Job:
Lines holding the string "guides" are the ones to copy from this listing.
___
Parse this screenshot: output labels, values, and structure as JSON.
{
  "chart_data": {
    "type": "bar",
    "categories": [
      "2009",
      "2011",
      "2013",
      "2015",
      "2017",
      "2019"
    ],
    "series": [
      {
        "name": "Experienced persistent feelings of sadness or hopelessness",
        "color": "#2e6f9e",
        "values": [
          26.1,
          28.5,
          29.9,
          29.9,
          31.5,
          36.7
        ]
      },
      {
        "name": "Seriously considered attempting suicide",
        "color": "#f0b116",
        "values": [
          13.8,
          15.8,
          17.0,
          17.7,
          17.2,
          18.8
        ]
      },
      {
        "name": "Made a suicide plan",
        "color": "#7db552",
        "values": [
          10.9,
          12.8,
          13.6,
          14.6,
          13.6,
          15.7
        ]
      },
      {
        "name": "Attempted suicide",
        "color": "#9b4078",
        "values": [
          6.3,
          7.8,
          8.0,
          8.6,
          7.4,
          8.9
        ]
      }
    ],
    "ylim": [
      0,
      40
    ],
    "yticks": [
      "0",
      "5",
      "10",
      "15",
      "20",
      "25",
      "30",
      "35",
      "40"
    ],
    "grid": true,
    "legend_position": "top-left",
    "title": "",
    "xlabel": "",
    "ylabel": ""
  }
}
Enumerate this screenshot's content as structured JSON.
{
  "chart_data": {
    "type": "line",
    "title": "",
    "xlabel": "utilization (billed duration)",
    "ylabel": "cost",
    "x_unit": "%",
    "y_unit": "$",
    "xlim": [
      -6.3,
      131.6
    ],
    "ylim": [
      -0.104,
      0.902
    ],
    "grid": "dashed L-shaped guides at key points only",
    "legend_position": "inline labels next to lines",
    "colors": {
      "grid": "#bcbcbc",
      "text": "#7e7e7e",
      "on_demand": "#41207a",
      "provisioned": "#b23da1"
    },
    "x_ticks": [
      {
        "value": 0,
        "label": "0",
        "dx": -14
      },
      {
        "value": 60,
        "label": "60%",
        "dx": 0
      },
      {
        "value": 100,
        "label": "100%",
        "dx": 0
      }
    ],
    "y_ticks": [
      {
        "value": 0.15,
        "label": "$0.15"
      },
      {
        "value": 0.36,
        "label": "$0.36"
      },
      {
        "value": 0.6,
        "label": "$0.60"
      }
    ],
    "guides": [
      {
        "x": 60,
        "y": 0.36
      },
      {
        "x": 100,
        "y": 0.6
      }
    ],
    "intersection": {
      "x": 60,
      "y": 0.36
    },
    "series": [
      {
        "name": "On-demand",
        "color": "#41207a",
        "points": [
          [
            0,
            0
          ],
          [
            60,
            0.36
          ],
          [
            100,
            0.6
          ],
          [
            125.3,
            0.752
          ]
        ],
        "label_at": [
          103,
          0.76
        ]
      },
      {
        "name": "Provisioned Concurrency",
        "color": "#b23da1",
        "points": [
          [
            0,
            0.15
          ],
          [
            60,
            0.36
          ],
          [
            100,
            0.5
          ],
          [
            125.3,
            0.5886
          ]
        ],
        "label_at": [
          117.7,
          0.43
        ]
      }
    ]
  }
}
___
Response below:
    "grid": "dashed L-shaped guides at key points only",
    "guides": [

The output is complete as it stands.